- **DATASET EXTRACT**:
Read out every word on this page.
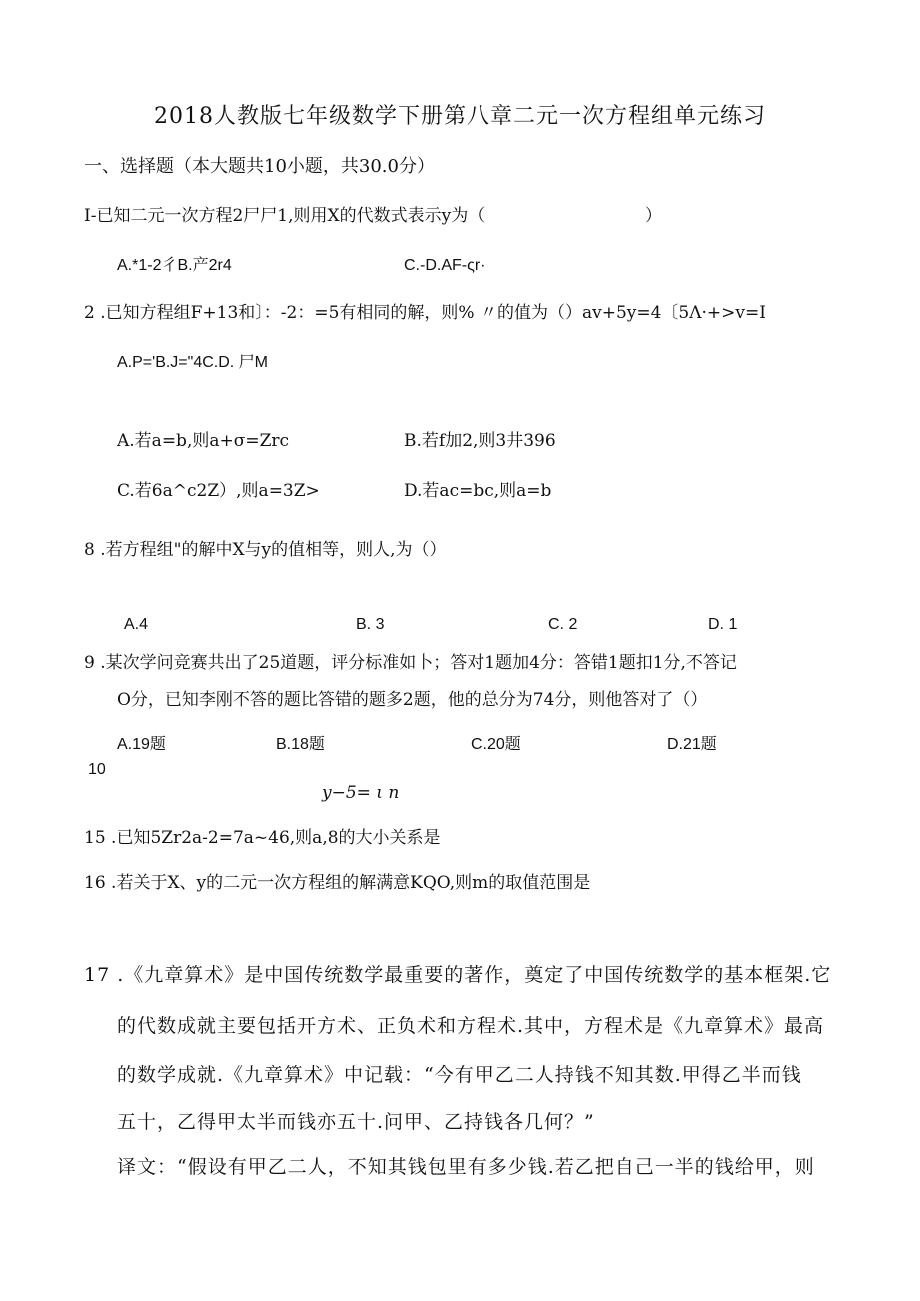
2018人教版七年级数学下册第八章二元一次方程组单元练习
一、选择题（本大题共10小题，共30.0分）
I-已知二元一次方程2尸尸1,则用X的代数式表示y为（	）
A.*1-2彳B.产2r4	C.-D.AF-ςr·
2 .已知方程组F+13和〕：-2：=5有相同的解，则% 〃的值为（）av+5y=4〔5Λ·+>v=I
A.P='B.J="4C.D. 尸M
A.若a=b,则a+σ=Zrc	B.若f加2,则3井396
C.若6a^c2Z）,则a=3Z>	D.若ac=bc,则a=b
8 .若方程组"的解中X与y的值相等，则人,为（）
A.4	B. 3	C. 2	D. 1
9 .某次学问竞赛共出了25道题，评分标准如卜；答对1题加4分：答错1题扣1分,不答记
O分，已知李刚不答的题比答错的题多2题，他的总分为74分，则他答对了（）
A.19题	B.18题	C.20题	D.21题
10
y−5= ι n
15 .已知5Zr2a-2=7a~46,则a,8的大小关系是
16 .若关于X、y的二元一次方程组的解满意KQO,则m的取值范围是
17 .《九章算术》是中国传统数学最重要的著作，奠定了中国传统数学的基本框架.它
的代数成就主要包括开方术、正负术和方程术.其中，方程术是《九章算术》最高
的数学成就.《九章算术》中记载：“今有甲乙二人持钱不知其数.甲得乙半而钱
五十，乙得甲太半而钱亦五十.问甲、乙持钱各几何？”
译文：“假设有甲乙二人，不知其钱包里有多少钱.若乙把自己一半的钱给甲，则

- **THE TASK**: Omit pictures; set down the rest of the material word for word.

- **TASK RESULT**:
Read out every word on this page.
2018人教版七年级数学下册第八章二元一次方程组单元练习
一、选择题（本大题共10小题，共30.0分）
I-已知二元一次方程2尸尸1,则用X的代数式表示y为（	）
A.*1-2彳B.产2r4	C.-D.AF-ςr·
2 .已知方程组F+13和〕：-2：=5有相同的解，则% 〃的值为（）av+5y=4〔5Λ·+>v=I
A.P='B.J="4C.D. 尸M
A.若a=b,则a+σ=Zrc	B.若f加2,则3井396
C.若6a^c2Z）,则a=3Z>	D.若ac=bc,则a=b
8 .若方程组"的解中X与y的值相等，则人,为（）
A.4	B. 3	C. 2	D. 1
9 .某次学问竞赛共出了25道题，评分标准如卜；答对1题加4分：答错1题扣1分,不答记
O分，已知李刚不答的题比答错的题多2题，他的总分为74分，则他答对了（）
A.19题	B.18题	C.20题	D.21题
10
y−5= ι n
15 .已知5Zr2a-2=7a~46,则a,8的大小关系是
16 .若关于X、y的二元一次方程组的解满意KQO,则m的取值范围是
17 .《九章算术》是中国传统数学最重要的著作，奠定了中国传统数学的基本框架.它
的代数成就主要包括开方术、正负术和方程术.其中，方程术是《九章算术》最高
的数学成就.《九章算术》中记载：“今有甲乙二人持钱不知其数.甲得乙半而钱
五十，乙得甲太半而钱亦五十.问甲、乙持钱各几何？”
译文：“假设有甲乙二人，不知其钱包里有多少钱.若乙把自己一半的钱给甲，则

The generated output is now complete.